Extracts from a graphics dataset
-=-=-=-=-

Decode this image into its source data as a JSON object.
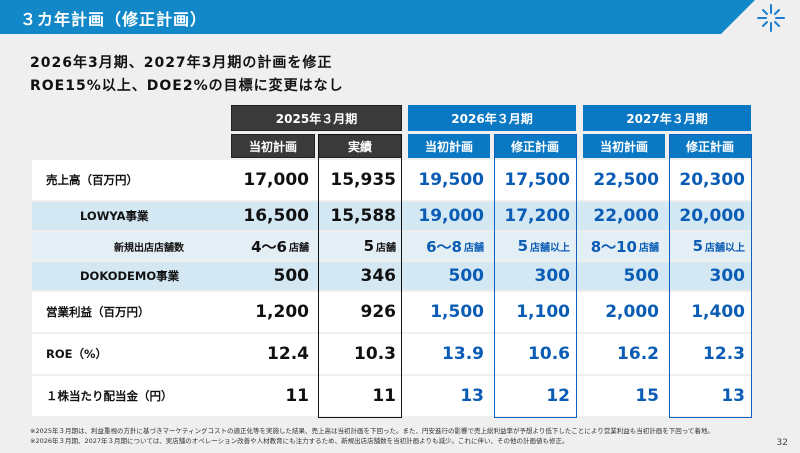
{
  "title": "３カ年計画（修正計画）",
  "subtitle_lines": [
    "2026年3月期、2027年3月期の計画を修正",
    "ROE15%以上、DOE2%の目標に変更はなし"
  ],
  "colors": {
    "title_bar": "#1288c8",
    "dark_header": "#3a3a3a",
    "blue_header": "#0a78c2",
    "plan_text": "#0a5cb5",
    "row_blue": "#d4e8f4"
  },
  "table": {
    "periods": [
      "2025年３月期",
      "2026年３月期",
      "2027年３月期"
    ],
    "columns": [
      "当初計画",
      "実績",
      "当初計画",
      "修正計画",
      "当初計画",
      "修正計画"
    ],
    "rows": [
      {
        "label": "売上高（百万円）",
        "style": "white",
        "indent": 0,
        "values": [
          {
            "v": "17,000"
          },
          {
            "v": "15,935"
          },
          {
            "v": "19,500"
          },
          {
            "v": "17,500"
          },
          {
            "v": "22,500"
          },
          {
            "v": "20,300"
          }
        ]
      },
      {
        "label": "LOWYA事業",
        "style": "blue",
        "indent": 1,
        "values": [
          {
            "v": "16,500"
          },
          {
            "v": "15,588"
          },
          {
            "v": "19,000"
          },
          {
            "v": "17,200"
          },
          {
            "v": "22,000"
          },
          {
            "v": "20,000"
          }
        ]
      },
      {
        "label": "新規出店店舗数",
        "style": "pale",
        "indent": 2,
        "values": [
          {
            "v": "4～6",
            "u": "店舗"
          },
          {
            "v": "5",
            "u": "店舗"
          },
          {
            "v": "6～8",
            "u": "店舗"
          },
          {
            "v": "5",
            "u": "店舗以上"
          },
          {
            "v": "8～10",
            "u": "店舗"
          },
          {
            "v": "5",
            "u": "店舗以上"
          }
        ]
      },
      {
        "label": "DOKODEMO事業",
        "style": "blue",
        "indent": 1,
        "values": [
          {
            "v": "500"
          },
          {
            "v": "346"
          },
          {
            "v": "500"
          },
          {
            "v": "300"
          },
          {
            "v": "500"
          },
          {
            "v": "300"
          }
        ]
      },
      {
        "label": "営業利益（百万円）",
        "style": "white",
        "indent": 0,
        "values": [
          {
            "v": "1,200"
          },
          {
            "v": "926"
          },
          {
            "v": "1,500"
          },
          {
            "v": "1,100"
          },
          {
            "v": "2,000"
          },
          {
            "v": "1,400"
          }
        ]
      },
      {
        "label": "ROE（%）",
        "style": "white",
        "indent": 0,
        "values": [
          {
            "v": "12.4"
          },
          {
            "v": "10.3"
          },
          {
            "v": "13.9"
          },
          {
            "v": "10.6"
          },
          {
            "v": "16.2"
          },
          {
            "v": "12.3"
          }
        ]
      },
      {
        "label": "１株当たり配当金（円）",
        "style": "white",
        "indent": 0,
        "values": [
          {
            "v": "11"
          },
          {
            "v": "11"
          },
          {
            "v": "13"
          },
          {
            "v": "12"
          },
          {
            "v": "15"
          },
          {
            "v": "13"
          }
        ]
      }
    ]
  },
  "notes": [
    "※2025年３月期は、利益重視の方針に基づきマーケティングコストの適正化等を実施した結果、売上高は当初計画を下回った。また、円安進行の影響で売上総利益率が予想より低下したことにより営業利益も当初計画を下回って着地。",
    "※2026年３月期、2027年３月期については、実店舗のオペレーション改善や人材教育にも注力するため、新規出店店舗数を当初計画よりも減少。これに伴い、その他の計画値も修正。"
  ],
  "page_number": "32"
}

-=-=-=-=-

THE PROBLEM
Pictures are to be left out; the records above must be repeated word for word.

ANSWER FOR THE TASK
Decode this image into its source data as a JSON object.
{
  "title": "３カ年計画（修正計画）",
  "subtitle_lines": [
    "2026年3月期、2027年3月期の計画を修正",
    "ROE15%以上、DOE2%の目標に変更はなし"
  ],
  "colors": {
    "title_bar": "#1288c8",
    "dark_header": "#3a3a3a",
    "blue_header": "#0a78c2",
    "plan_text": "#0a5cb5",
    "row_blue": "#d4e8f4"
  },
  "table": {
    "periods": [
      "2025年３月期",
      "2026年３月期",
      "2027年３月期"
    ],
    "columns": [
      "当初計画",
      "実績",
      "当初計画",
      "修正計画",
      "当初計画",
      "修正計画"
    ],
    "rows": [
      {
        "label": "売上高（百万円）",
        "style": "white",
        "indent": 0,
        "values": [
          {
            "v": "17,000"
          },
          {
            "v": "15,935"
          },
          {
            "v": "19,500"
          },
          {
            "v": "17,500"
          },
          {
            "v": "22,500"
          },
          {
            "v": "20,300"
          }
        ]
      },
      {
        "label": "LOWYA事業",
        "style": "blue",
        "indent": 1,
        "values": [
          {
            "v": "16,500"
          },
          {
            "v": "15,588"
          },
          {
            "v": "19,000"
          },
          {
            "v": "17,200"
          },
          {
            "v": "22,000"
          },
          {
            "v": "20,000"
          }
        ]
      },
      {
        "label": "新規出店店舗数",
        "style": "pale",
        "indent": 2,
        "values": [
          {
            "v": "4～6",
            "u": "店舗"
          },
          {
            "v": "5",
            "u": "店舗"
          },
          {
            "v": "6～8",
            "u": "店舗"
          },
          {
            "v": "5",
            "u": "店舗以上"
          },
          {
            "v": "8～10",
            "u": "店舗"
          },
          {
            "v": "5",
            "u": "店舗以上"
          }
        ]
      },
      {
        "label": "DOKODEMO事業",
        "style": "blue",
        "indent": 1,
        "values": [
          {
            "v": "500"
          },
          {
            "v": "346"
          },
          {
            "v": "500"
          },
          {
            "v": "300"
          },
          {
            "v": "500"
          },
          {
            "v": "300"
          }
        ]
      },
      {
        "label": "営業利益（百万円）",
        "style": "white",
        "indent": 0,
        "values": [
          {
            "v": "1,200"
          },
          {
            "v": "926"
          },
          {
            "v": "1,500"
          },
          {
            "v": "1,100"
          },
          {
            "v": "2,000"
          },
          {
            "v": "1,400"
          }
        ]
      },
      {
        "label": "ROE（%）",
        "style": "white",
        "indent": 0,
        "values": [
          {
            "v": "12.4"
          },
          {
            "v": "10.3"
          },
          {
            "v": "13.9"
          },
          {
            "v": "10.6"
          },
          {
            "v": "16.2"
          },
          {
            "v": "12.3"
          }
        ]
      },
      {
        "label": "１株当たり配当金（円）",
        "style": "white",
        "indent": 0,
        "values": [
          {
            "v": "11"
          },
          {
            "v": "11"
          },
          {
            "v": "13"
          },
          {
            "v": "12"
          },
          {
            "v": "15"
          },
          {
            "v": "13"
          }
        ]
      }
    ]
  },
  "notes": [
    "※2025年３月期は、利益重視の方針に基づきマーケティングコストの適正化等を実施した結果、売上高は当初計画を下回った。また、円安進行の影響で売上総利益率が予想より低下したことにより営業利益も当初計画を下回って着地。",
    "※2026年３月期、2027年３月期については、実店舗のオペレーション改善や人材教育にも注力するため、新規出店店舗数を当初計画よりも減少。これに伴い、その他の計画値も修正。"
  ],
  "page_number": "32"
}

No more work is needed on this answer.